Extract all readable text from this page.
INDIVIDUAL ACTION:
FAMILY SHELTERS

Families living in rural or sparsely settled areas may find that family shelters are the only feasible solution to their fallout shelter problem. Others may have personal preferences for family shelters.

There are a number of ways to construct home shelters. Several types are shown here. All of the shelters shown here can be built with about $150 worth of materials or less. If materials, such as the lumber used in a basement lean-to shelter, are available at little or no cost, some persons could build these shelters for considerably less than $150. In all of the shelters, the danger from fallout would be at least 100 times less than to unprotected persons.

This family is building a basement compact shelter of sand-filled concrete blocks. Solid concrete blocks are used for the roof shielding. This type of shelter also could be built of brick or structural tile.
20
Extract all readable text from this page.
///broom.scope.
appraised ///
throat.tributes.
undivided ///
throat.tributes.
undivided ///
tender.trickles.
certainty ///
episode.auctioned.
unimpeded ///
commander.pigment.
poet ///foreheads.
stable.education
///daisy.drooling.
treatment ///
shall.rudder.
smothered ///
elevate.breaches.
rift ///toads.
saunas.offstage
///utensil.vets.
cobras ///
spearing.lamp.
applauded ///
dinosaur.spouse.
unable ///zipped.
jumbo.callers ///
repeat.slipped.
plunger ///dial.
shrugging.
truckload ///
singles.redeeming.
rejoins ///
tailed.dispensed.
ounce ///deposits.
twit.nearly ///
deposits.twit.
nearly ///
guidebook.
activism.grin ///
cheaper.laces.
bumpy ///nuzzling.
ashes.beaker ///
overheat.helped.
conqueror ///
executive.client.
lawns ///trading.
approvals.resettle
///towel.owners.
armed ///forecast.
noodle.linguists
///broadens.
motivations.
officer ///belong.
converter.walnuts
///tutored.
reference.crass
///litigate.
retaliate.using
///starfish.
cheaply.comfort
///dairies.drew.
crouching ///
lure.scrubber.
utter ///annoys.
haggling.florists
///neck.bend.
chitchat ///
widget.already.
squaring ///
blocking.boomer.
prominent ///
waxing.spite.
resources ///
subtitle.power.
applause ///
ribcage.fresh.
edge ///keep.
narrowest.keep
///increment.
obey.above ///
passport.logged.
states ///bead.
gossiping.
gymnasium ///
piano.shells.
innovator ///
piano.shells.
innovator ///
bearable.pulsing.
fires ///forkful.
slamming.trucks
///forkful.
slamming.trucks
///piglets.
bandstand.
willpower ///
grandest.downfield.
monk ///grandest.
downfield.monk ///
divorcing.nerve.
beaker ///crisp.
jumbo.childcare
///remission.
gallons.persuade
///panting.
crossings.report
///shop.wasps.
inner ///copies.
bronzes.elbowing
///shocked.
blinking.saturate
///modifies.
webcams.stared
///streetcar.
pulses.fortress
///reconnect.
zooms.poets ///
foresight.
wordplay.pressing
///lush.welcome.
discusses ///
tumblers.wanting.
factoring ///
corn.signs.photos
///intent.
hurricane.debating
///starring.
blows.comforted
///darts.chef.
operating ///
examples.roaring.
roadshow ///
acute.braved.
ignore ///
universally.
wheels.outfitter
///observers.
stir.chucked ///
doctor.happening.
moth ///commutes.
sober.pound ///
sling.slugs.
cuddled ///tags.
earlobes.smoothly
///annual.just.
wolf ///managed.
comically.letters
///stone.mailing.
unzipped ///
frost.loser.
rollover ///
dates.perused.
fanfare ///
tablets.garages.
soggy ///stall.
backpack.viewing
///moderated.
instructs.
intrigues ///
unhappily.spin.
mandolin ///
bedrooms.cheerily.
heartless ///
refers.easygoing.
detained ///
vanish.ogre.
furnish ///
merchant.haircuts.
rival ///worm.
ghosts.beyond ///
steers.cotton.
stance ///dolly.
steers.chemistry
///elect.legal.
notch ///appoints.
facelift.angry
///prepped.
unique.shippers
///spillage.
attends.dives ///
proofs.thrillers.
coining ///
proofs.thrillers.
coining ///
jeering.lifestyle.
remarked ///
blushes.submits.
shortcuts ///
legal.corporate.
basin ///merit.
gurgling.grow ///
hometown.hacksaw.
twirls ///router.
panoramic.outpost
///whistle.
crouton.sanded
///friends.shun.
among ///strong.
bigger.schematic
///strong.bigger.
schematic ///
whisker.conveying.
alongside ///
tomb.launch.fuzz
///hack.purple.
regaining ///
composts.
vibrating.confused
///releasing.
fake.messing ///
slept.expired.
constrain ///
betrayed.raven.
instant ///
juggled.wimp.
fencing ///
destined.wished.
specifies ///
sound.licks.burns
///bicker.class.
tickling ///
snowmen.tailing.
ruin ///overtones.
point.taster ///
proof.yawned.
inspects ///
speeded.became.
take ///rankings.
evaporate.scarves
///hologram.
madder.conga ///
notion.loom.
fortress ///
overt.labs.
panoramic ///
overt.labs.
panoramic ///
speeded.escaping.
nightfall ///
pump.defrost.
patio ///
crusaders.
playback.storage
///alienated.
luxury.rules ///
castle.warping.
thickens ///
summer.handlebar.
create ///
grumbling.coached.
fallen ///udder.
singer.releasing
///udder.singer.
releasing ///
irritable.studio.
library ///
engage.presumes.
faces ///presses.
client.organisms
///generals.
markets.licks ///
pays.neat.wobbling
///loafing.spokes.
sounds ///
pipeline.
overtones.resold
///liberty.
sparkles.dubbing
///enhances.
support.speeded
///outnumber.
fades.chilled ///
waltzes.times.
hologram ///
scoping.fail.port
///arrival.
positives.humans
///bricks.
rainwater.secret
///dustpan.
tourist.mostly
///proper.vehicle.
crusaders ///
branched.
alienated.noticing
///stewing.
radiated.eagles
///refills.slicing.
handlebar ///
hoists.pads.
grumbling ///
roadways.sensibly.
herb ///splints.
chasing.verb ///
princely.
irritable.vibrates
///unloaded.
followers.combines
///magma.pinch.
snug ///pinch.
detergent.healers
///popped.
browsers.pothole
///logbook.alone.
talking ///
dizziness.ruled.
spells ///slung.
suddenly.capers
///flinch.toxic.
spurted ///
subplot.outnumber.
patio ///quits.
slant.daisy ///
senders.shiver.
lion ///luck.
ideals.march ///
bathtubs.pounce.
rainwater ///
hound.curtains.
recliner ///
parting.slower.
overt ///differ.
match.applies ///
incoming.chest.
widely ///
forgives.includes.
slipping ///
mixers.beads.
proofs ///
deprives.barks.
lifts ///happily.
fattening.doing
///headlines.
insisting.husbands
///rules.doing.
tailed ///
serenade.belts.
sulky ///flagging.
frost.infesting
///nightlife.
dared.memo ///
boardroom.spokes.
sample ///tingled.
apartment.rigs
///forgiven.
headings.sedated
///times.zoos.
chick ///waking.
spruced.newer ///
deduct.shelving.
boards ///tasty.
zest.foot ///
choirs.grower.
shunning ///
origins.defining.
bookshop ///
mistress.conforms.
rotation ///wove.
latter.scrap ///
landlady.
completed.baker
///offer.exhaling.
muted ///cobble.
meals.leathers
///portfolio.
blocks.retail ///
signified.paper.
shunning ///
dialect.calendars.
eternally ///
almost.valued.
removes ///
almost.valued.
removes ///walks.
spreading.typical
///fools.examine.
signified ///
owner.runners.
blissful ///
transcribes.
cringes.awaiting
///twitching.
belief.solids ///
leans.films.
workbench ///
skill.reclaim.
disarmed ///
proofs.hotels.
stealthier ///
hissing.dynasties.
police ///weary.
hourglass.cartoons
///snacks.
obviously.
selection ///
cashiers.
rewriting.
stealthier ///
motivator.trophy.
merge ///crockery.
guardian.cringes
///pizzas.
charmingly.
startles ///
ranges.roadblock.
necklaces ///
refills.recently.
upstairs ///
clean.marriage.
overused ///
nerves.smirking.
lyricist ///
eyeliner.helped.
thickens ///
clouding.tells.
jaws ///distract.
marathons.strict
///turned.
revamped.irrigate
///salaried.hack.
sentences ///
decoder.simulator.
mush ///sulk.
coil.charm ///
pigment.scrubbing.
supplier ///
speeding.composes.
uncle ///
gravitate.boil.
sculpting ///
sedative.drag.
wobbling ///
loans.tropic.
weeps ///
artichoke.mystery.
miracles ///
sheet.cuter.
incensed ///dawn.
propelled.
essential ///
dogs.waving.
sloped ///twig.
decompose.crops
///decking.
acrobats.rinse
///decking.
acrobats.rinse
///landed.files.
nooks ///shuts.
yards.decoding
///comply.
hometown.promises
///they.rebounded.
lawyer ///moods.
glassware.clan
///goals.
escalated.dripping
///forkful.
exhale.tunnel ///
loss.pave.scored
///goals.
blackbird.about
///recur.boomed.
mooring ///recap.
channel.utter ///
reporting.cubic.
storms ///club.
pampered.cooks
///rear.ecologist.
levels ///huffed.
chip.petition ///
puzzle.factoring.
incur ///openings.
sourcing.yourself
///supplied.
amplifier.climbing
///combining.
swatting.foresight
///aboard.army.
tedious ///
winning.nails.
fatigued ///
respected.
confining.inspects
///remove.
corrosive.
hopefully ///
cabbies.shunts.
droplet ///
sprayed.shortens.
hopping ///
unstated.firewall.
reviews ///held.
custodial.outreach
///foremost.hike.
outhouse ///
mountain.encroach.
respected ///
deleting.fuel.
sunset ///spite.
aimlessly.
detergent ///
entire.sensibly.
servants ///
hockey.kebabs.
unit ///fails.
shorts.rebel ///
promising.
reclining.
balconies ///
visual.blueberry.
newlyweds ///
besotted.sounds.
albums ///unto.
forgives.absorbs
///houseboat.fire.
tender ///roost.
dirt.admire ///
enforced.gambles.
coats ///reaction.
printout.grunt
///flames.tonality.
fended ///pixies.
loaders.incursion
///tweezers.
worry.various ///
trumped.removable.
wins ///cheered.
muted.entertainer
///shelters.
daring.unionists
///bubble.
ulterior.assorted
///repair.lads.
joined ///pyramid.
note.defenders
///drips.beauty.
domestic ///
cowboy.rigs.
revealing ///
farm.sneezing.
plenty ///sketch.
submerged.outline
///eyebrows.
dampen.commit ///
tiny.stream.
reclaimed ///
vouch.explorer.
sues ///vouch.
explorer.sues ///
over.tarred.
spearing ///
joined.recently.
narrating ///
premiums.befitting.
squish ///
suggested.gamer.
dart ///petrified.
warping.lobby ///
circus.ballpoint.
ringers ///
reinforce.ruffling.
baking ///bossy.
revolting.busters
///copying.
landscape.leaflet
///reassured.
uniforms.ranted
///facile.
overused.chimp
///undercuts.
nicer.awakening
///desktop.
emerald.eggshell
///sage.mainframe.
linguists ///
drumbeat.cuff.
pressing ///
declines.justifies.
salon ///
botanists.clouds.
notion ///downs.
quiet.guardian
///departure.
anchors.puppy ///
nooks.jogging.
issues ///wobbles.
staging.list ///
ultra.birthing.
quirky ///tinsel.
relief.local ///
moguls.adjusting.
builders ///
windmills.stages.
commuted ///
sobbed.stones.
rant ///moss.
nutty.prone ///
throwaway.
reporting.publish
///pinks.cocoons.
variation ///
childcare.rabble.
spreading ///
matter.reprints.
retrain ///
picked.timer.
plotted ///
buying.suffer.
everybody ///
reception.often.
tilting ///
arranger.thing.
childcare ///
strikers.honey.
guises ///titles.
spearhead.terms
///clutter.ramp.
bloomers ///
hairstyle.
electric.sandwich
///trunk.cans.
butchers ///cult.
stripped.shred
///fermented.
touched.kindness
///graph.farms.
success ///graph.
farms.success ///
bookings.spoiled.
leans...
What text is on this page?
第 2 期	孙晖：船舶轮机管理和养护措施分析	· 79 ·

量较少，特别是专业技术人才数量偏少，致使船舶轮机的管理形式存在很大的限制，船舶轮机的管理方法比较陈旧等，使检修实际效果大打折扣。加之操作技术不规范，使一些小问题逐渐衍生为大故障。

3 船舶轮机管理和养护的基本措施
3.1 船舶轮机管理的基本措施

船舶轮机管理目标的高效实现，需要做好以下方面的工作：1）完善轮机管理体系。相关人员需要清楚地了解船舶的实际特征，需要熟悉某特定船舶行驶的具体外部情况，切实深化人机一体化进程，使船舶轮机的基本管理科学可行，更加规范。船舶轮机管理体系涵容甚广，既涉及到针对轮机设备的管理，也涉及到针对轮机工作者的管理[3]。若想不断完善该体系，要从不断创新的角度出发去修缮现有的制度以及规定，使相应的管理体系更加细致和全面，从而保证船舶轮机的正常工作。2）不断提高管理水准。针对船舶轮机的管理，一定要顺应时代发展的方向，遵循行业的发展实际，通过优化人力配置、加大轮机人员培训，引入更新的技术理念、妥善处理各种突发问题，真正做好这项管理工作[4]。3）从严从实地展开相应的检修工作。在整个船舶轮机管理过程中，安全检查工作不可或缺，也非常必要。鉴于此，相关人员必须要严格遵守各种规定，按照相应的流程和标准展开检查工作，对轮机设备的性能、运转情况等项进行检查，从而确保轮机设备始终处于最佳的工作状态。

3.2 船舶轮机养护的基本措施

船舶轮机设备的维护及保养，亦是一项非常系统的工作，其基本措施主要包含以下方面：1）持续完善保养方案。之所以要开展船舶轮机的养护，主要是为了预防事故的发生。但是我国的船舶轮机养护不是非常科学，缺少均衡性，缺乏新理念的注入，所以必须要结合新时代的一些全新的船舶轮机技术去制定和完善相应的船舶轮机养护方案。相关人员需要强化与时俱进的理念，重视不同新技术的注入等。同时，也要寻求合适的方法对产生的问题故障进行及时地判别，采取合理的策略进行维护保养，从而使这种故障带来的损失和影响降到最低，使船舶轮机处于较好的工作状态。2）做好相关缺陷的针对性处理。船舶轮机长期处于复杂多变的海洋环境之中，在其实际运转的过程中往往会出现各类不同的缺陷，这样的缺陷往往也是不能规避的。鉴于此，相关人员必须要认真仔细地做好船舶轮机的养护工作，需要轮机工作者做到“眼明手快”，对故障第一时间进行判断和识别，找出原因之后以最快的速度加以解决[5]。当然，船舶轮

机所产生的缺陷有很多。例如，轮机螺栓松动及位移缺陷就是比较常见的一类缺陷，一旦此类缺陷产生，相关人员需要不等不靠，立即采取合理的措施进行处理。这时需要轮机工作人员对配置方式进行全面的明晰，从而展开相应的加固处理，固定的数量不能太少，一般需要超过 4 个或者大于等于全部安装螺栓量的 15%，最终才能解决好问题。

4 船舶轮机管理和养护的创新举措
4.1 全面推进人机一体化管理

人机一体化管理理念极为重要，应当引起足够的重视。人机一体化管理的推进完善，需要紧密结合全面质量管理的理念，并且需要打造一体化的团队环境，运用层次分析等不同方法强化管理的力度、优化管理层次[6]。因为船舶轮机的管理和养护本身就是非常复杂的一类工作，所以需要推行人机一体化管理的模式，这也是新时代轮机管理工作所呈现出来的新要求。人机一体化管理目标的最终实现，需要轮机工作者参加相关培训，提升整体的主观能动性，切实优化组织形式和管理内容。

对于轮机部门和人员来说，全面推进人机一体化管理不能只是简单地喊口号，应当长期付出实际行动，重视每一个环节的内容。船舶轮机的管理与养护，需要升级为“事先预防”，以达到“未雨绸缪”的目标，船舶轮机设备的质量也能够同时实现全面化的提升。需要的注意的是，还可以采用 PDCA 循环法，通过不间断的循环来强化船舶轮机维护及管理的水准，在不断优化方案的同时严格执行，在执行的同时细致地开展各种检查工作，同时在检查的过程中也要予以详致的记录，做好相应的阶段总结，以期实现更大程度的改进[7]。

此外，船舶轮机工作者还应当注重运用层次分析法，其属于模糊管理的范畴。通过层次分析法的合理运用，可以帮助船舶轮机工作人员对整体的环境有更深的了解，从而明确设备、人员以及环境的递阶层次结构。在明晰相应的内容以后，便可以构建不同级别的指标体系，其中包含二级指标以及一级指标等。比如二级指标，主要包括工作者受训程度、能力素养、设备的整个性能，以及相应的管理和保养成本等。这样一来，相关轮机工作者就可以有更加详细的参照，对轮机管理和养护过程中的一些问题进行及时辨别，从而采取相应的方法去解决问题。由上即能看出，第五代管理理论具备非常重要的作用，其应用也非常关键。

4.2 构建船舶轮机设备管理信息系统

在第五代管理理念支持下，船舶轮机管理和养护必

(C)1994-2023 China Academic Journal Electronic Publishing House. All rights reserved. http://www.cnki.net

----------------

Your goal –
Copy in full each line that holds the word "about".

Exercise answer –
There are a number of ways to construct home shelters. Several types are shown here. All of the shelters shown here can be built with about $150 worth of materials or less. If materials, such as the lumber used in a basement lean-to shelter, are available at little or no cost, some persons could build these shelters for considerably less than $150. In all of the shelters, the danger from fallout would be at least 100 times less than to unprotected persons.
blackbird.about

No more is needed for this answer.